* [The task]
Select all lines holding the word "一名监事" from the entries that follow.

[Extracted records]
....

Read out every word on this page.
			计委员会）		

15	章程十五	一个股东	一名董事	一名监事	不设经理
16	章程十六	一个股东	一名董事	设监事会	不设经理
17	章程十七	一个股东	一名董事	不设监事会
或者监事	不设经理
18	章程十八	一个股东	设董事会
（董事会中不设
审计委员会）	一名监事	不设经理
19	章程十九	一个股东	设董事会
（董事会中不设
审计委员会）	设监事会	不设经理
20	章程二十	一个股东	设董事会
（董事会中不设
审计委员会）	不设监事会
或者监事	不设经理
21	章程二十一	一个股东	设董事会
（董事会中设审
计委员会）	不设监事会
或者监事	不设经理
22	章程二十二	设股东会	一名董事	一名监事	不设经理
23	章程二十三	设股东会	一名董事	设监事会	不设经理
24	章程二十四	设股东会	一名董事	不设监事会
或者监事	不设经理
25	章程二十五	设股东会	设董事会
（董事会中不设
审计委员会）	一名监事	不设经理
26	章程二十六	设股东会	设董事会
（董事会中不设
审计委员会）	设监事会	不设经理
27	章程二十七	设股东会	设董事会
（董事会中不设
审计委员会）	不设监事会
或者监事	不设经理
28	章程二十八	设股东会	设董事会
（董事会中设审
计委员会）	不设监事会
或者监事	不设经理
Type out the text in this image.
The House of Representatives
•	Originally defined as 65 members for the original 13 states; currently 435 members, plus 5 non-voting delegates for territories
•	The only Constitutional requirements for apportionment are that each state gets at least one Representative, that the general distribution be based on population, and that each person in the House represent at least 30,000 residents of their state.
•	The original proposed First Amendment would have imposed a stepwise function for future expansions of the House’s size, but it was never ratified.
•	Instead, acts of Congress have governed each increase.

....

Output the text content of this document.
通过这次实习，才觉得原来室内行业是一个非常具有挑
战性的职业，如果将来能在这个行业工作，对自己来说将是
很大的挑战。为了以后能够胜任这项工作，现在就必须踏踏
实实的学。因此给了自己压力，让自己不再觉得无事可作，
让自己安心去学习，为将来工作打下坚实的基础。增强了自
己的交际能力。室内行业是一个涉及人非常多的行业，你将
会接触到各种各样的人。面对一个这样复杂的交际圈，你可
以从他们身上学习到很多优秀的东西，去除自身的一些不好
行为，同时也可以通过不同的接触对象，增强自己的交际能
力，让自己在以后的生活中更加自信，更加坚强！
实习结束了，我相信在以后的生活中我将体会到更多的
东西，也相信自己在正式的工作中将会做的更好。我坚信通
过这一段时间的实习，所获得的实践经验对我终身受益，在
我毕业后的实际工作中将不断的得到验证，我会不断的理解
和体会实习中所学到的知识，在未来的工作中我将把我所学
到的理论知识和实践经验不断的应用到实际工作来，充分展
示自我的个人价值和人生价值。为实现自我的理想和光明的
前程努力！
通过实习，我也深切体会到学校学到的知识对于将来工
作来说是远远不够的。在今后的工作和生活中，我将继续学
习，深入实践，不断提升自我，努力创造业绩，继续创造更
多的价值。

....

* [Right answer]
15	章程十五	一个股东	一名董事	一名监事	不设经理
审计委员会）	一名监事	不设经理
22	章程二十二	设股东会	一名董事	一名监事	不设经理
审计委员会）	一名监事	不设经理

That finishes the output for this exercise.